<<<<
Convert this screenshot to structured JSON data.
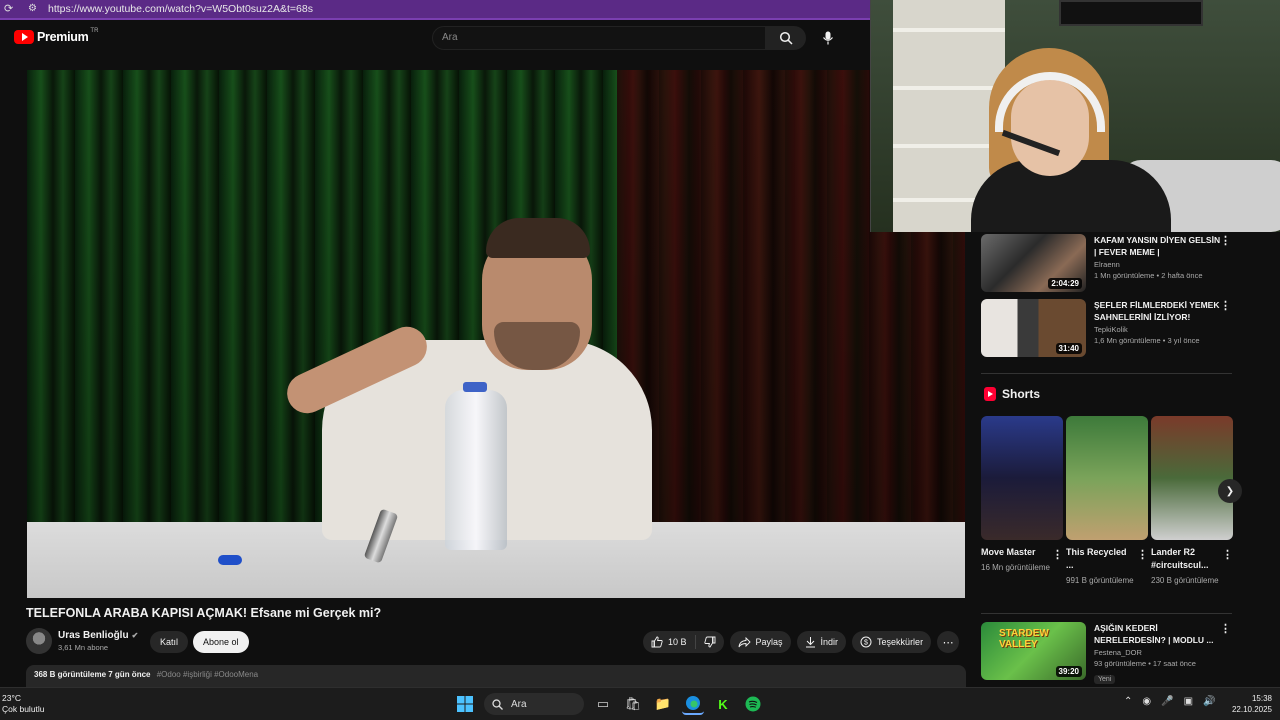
{
  "browser": {
    "url": "https://www.youtube.com/watch?v=W5Obt0suz2A&t=68s"
  },
  "header": {
    "logo_text": "Premium",
    "logo_region": "TR",
    "search_placeholder": "Ara"
  },
  "video": {
    "title": "TELEFONLA ARABA KAPISI AÇMAK! Efsane mi Gerçek mi?",
    "channel_name": "Uras Benlioğlu",
    "subscribers": "3,61 Mn abone",
    "join_label": "Katıl",
    "subscribe_label": "Abone ol",
    "likes": "10 B",
    "share_label": "Paylaş",
    "download_label": "İndir",
    "thanks_label": "Teşekkürler",
    "views": "368 B görüntüleme",
    "age": "7 gün önce",
    "tags": "#Odoo #işbirliği #OdooMena"
  },
  "recommendations": [
    {
      "title": "KAFAM YANSIN DİYEN GELSİN | FEVER MEME |",
      "channel": "Elraenn",
      "meta": "1 Mn görüntüleme • 2 hafta önce",
      "duration": "2:04:29"
    },
    {
      "title": "ŞEFLER FİLMLERDEKİ YEMEK SAHNELERİNİ İZLİYOR!",
      "channel": "TepkiKolik",
      "meta": "1,6 Mn görüntüleme • 3 yıl önce",
      "duration": "31:40"
    }
  ],
  "shorts": {
    "heading": "Shorts",
    "items": [
      {
        "title": "Move Master",
        "views": "16 Mn görüntüleme"
      },
      {
        "title": "This Recycled ...",
        "views": "991 B görüntüleme"
      },
      {
        "title": "Lander R2 #circuitscul...",
        "views": "230 B görüntüleme"
      }
    ]
  },
  "rec_bottom": {
    "title": "AŞIĞIN KEDERİ NERELERDESİN? | MODLU ...",
    "channel": "Festena_DOR",
    "meta": "93 görüntüleme • 17 saat önce",
    "duration": "39:20",
    "badge": "Yeni",
    "thumb_text": "STARDEW VALLEY"
  },
  "taskbar": {
    "temperature": "23°C",
    "weather": "Çok bulutlu",
    "search_label": "Ara",
    "time": "15:38",
    "date": "22.10.2025"
  },
  "colors": {
    "accent_red": "#ff0000",
    "browser_bar": "#5b2a86",
    "background": "#0f0f0f"
  }
}
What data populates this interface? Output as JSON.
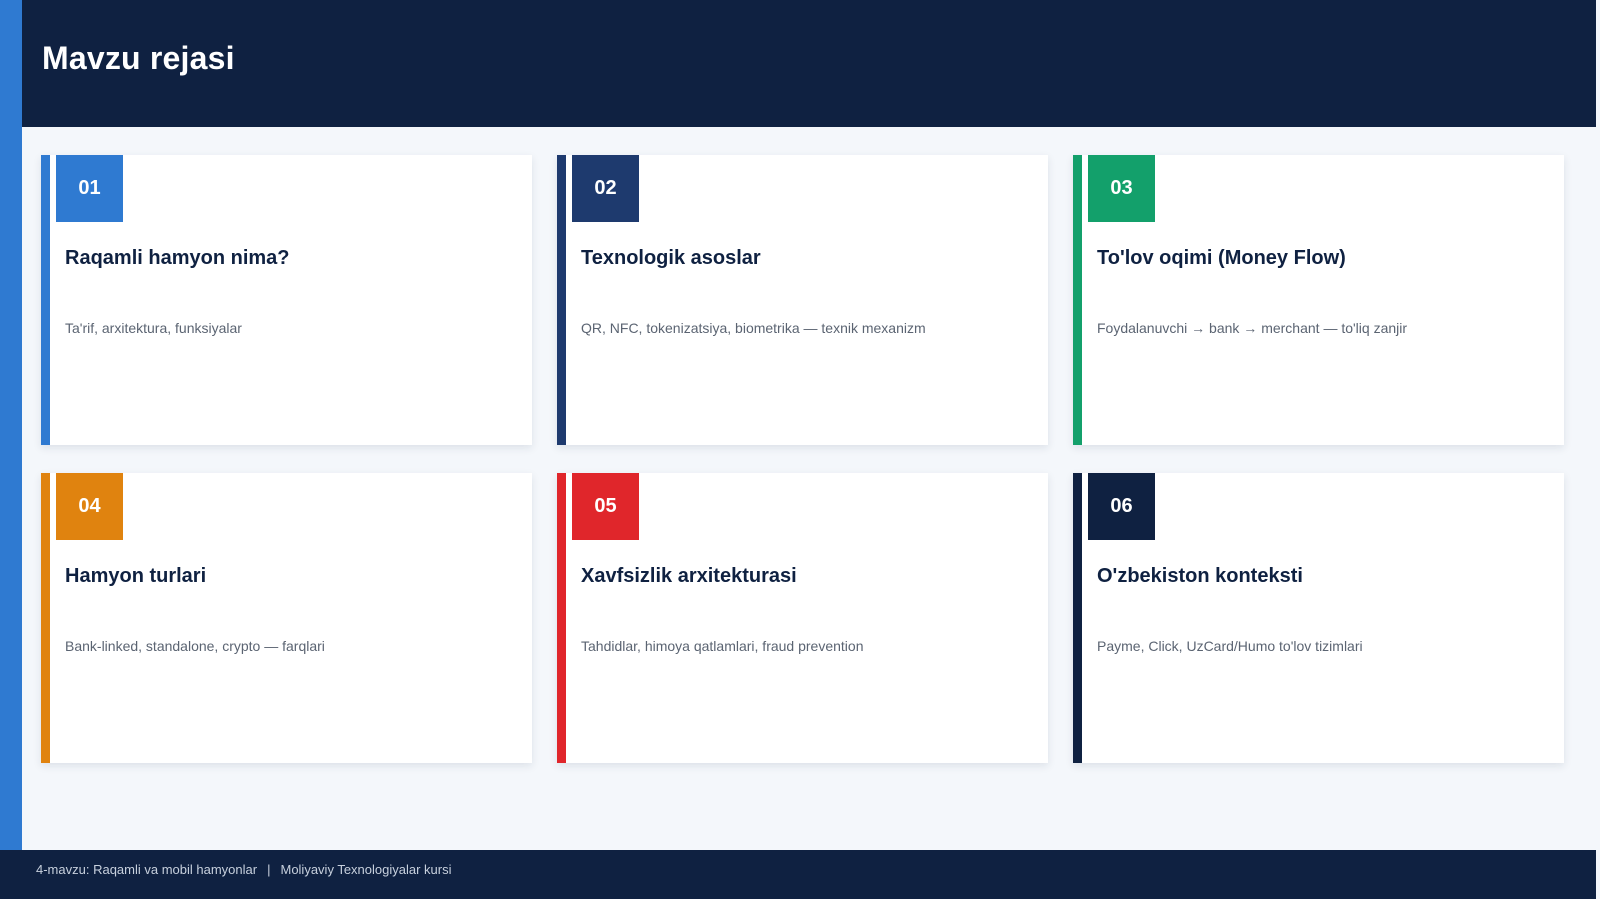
{
  "slide": {
    "title": "Mavzu rejasi"
  },
  "cards": [
    {
      "number": "01",
      "title": "Raqamli hamyon nima?",
      "description": "Ta'rif, arxitektura, funksiyalar",
      "color": "#2f7ad1"
    },
    {
      "number": "02",
      "title": "Texnologik asoslar",
      "description": "QR, NFC, tokenizatsiya, biometrika — texnik mexanizm",
      "color": "#1e3a6e"
    },
    {
      "number": "03",
      "title": "To'lov oqimi (Money Flow)",
      "description": "Foydalanuvchi → bank → merchant — to'liq zanjir",
      "color": "#13a06b"
    },
    {
      "number": "04",
      "title": "Hamyon turlari",
      "description": "Bank-linked, standalone, crypto — farqlari",
      "color": "#e0830f"
    },
    {
      "number": "05",
      "title": "Xavfsizlik arxitekturasi",
      "description": "Tahdidlar, himoya qatlamlari, fraud prevention",
      "color": "#e0262b"
    },
    {
      "number": "06",
      "title": "O'zbekiston konteksti",
      "description": "Payme, Click, UzCard/Humo to'lov tizimlari",
      "color": "#0f2141"
    }
  ],
  "footer": {
    "topic": "4-mavzu: Raqamli va mobil hamyonlar",
    "separator": "|",
    "course": "Moliyaviy Texnologiyalar kursi"
  }
}
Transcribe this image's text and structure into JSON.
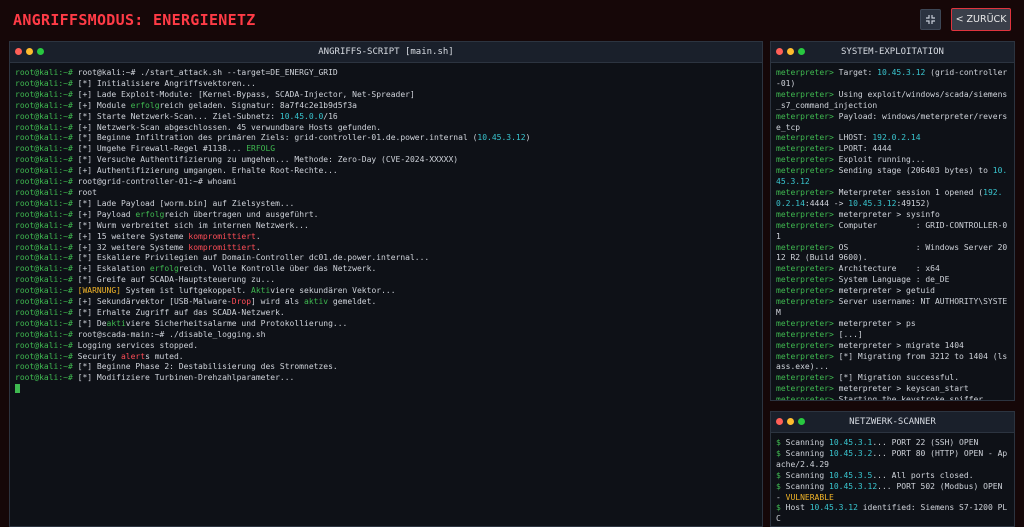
>>>>
» **Required task**
Above are records with pictures; repeat the records exactly and leave the pictures out.

» **Answer to this problem**
Convert this screenshot to structured JSON data.
{
  "browser": {
    "url": "https://www.youtube.com/watch?v=W5Obt0suz2A&t=68s"
  },
  "header": {
    "logo_text": "Premium",
    "logo_region": "TR",
    "search_placeholder": "Ara"
  },
  "video": {
    "title": "TELEFONLA ARABA KAPISI AÇMAK! Efsane mi Gerçek mi?",
    "channel_name": "Uras Benlioğlu",
    "subscribers": "3,61 Mn abone",
    "join_label": "Katıl",
    "subscribe_label": "Abone ol",
    "likes": "10 B",
    "share_label": "Paylaş",
    "download_label": "İndir",
    "thanks_label": "Teşekkürler",
    "views": "368 B görüntüleme",
    "age": "7 gün önce",
    "tags": "#Odoo #işbirliği #OdooMena"
  },
  "recommendations": [
    {
      "title": "KAFAM YANSIN DİYEN GELSİN | FEVER MEME |",
      "channel": "Elraenn",
      "meta": "1 Mn görüntüleme • 2 hafta önce",
      "duration": "2:04:29"
    },
    {
      "title": "ŞEFLER FİLMLERDEKİ YEMEK SAHNELERİNİ İZLİYOR!",
      "channel": "TepkiKolik",
      "meta": "1,6 Mn görüntüleme • 3 yıl önce",
      "duration": "31:40"
    }
  ],
  "shorts": {
    "heading": "Shorts",
    "items": [
      {
        "title": "Move Master",
        "views": "16 Mn görüntüleme"
      },
      {
        "title": "This Recycled ...",
        "views": "991 B görüntüleme"
      },
      {
        "title": "Lander R2 #circuitscul...",
        "views": "230 B görüntüleme"
      }
    ]
  },
  "rec_bottom": {
    "title": "AŞIĞIN KEDERİ NERELERDESİN? | MODLU ...",
    "channel": "Festena_DOR",
    "meta": "93 görüntüleme • 17 saat önce",
    "duration": "39:20",
    "badge": "Yeni",
    "thumb_text": "STARDEW VALLEY"
  },
  "taskbar": {
    "temperature": "23°C",
    "weather": "Çok bulutlu",
    "search_label": "Ara",
    "time": "15:38",
    "date": "22.10.2025"
  },
  "colors": {
    "accent_red": "#ff0000",
    "browser_bar": "#5b2a86",
    "background": "#0f0f0f"
  }
}
What data populates this interface? Output as JSON.
{
  "slide": {
    "title": "Mavzu rejasi"
  },
  "cards": [
    {
      "number": "01",
      "title": "Raqamli hamyon nima?",
      "description": "Ta'rif, arxitektura, funksiyalar",
      "color": "#2f7ad1"
    },
    {
      "number": "02",
      "title": "Texnologik asoslar",
      "description": "QR, NFC, tokenizatsiya, biometrika — texnik mexanizm",
      "color": "#1e3a6e"
    },
    {
      "number": "03",
      "title": "To'lov oqimi (Money Flow)",
      "description": "Foydalanuvchi → bank → merchant — to'liq zanjir",
      "color": "#13a06b"
    },
    {
      "number": "04",
      "title": "Hamyon turlari",
      "description": "Bank-linked, standalone, crypto — farqlari",
      "color": "#e0830f"
    },
    {
      "number": "05",
      "title": "Xavfsizlik arxitekturasi",
      "description": "Tahdidlar, himoya qatlamlari, fraud prevention",
      "color": "#e0262b"
    },
    {
      "number": "06",
      "title": "O'zbekiston konteksti",
      "description": "Payme, Click, UzCard/Humo to'lov tizimlari",
      "color": "#0f2141"
    }
  ],
  "footer": {
    "topic": "4-mavzu: Raqamli va mobil hamyonlar",
    "separator": "|",
    "course": "Moliyaviy Texnologiyalar kursi"
  }
}
Transcribe this image's text and structure into JSON.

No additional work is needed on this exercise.